— Begin Extracted records —

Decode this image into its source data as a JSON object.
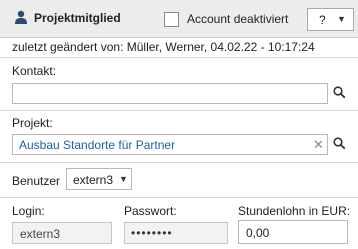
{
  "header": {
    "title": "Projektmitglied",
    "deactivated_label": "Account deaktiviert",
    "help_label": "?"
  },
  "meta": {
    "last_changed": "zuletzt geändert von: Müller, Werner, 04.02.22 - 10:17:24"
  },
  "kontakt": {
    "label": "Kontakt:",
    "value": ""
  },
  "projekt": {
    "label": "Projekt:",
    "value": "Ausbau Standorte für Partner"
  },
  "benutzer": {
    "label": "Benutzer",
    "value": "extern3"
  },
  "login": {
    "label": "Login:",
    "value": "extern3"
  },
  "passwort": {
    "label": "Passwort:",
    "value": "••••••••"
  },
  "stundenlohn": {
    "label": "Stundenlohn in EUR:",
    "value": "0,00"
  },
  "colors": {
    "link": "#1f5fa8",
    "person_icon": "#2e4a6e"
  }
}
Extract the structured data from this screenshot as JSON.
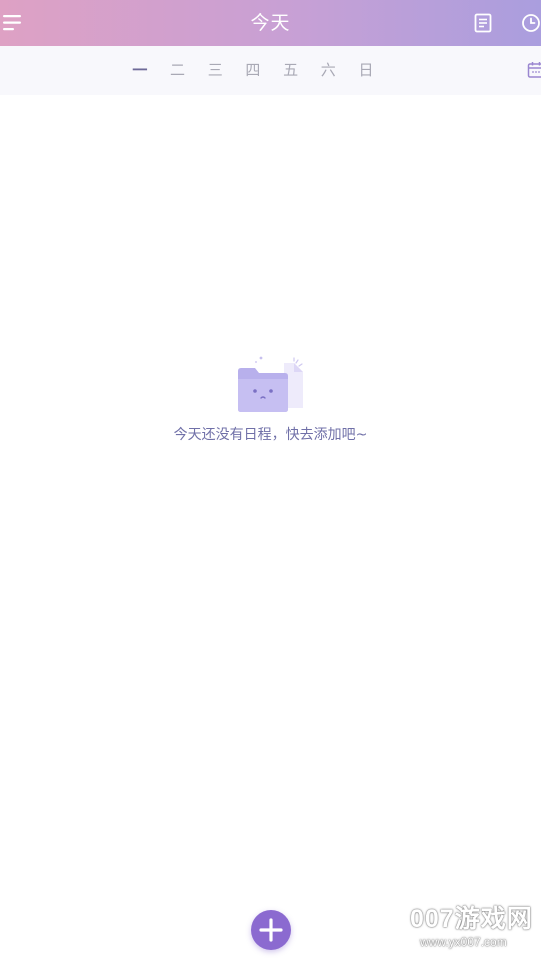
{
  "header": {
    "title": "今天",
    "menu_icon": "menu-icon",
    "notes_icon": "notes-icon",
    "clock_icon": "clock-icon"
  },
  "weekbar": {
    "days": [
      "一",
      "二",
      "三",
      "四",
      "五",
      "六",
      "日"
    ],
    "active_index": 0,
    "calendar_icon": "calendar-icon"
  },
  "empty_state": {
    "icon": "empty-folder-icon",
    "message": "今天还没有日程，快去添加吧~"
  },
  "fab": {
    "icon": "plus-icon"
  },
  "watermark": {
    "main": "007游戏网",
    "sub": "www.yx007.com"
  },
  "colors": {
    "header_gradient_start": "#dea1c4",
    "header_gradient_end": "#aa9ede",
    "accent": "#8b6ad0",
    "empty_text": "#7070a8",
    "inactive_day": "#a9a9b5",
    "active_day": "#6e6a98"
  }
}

— End Extracted records —
— Begin Extracted records —

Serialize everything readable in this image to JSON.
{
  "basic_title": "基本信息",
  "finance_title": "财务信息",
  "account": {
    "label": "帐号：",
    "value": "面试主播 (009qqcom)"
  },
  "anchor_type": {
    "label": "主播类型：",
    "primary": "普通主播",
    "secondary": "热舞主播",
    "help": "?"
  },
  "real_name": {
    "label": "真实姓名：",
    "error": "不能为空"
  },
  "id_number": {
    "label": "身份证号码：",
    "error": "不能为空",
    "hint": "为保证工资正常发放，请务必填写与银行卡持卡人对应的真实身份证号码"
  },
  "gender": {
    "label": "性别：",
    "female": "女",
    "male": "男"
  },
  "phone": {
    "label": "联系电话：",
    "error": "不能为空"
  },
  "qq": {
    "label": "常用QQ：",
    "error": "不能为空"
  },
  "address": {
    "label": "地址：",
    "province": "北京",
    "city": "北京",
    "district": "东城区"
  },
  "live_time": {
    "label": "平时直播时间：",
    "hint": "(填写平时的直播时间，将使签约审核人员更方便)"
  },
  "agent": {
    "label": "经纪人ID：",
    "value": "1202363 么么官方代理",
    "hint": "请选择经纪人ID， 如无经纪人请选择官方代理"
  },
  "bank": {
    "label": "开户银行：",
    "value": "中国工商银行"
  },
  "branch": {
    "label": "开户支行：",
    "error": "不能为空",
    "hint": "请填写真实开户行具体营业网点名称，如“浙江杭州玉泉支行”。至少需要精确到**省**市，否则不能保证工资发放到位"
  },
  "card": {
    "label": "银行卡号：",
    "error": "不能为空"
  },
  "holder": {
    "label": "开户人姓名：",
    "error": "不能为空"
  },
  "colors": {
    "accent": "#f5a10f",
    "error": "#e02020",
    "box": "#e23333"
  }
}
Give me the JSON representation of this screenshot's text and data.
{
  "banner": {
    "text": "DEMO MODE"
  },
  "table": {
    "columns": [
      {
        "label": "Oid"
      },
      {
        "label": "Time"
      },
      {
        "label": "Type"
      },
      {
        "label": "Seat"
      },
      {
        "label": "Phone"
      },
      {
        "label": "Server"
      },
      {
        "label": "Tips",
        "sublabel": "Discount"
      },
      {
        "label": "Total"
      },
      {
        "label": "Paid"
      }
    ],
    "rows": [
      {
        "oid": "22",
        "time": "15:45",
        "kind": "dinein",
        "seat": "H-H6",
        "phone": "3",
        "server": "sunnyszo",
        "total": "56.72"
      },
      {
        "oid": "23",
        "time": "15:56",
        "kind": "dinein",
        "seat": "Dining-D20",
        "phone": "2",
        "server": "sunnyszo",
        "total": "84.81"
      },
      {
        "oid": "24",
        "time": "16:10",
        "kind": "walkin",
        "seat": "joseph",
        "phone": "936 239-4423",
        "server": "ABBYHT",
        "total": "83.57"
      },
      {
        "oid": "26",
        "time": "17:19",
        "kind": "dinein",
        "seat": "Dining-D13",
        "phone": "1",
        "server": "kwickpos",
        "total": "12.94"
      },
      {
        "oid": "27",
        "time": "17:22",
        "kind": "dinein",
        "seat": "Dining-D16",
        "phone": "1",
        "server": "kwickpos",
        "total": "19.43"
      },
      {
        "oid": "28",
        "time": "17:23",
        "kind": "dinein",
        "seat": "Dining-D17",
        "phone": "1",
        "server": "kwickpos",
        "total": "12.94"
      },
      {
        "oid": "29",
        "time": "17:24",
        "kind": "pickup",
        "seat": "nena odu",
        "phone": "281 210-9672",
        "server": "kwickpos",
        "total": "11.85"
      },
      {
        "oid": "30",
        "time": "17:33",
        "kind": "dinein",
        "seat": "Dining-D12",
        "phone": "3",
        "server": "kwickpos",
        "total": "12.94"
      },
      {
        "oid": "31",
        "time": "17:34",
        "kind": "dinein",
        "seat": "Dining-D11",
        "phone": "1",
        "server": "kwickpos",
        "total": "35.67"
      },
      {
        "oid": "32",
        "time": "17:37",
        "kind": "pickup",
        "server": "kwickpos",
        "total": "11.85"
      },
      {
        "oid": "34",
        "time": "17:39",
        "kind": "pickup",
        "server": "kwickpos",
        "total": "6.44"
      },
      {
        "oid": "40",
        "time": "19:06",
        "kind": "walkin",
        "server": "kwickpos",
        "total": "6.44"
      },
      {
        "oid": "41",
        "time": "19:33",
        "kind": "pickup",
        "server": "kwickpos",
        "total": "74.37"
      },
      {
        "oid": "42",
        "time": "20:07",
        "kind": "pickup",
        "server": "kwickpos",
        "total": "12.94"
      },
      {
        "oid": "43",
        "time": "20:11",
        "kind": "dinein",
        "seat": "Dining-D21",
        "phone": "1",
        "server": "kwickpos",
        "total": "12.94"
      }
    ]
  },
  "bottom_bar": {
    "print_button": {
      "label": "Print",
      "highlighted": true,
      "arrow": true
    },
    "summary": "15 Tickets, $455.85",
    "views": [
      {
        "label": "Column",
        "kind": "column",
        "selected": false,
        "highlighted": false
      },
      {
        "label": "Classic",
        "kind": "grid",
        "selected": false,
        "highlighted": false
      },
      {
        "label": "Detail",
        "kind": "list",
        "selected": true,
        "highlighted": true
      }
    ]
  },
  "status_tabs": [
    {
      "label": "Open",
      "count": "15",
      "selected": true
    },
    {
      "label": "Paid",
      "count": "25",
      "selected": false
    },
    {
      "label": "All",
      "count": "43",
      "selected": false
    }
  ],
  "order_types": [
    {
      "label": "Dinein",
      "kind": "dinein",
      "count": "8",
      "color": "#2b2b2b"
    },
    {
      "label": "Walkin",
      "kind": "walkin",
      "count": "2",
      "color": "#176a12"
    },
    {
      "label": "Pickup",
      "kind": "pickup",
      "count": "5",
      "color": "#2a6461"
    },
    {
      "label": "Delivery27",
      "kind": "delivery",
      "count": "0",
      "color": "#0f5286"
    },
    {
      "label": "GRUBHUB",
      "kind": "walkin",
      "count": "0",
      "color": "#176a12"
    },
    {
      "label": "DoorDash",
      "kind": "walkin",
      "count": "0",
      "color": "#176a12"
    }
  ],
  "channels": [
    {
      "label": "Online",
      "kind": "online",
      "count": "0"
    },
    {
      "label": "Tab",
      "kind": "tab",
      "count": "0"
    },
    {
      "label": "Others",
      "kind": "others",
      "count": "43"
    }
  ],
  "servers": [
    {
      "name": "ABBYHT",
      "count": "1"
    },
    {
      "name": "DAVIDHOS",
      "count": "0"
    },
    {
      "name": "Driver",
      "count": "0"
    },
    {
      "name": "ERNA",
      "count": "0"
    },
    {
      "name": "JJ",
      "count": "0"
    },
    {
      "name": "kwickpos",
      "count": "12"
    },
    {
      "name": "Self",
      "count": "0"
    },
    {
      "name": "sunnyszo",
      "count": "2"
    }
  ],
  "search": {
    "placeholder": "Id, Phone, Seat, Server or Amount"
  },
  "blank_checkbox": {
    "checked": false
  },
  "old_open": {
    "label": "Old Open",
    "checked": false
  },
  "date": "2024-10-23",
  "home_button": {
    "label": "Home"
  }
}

— End Extracted records —

What is the number of lines in the records that contain "Dining"? Give that number only.

**Result:**
7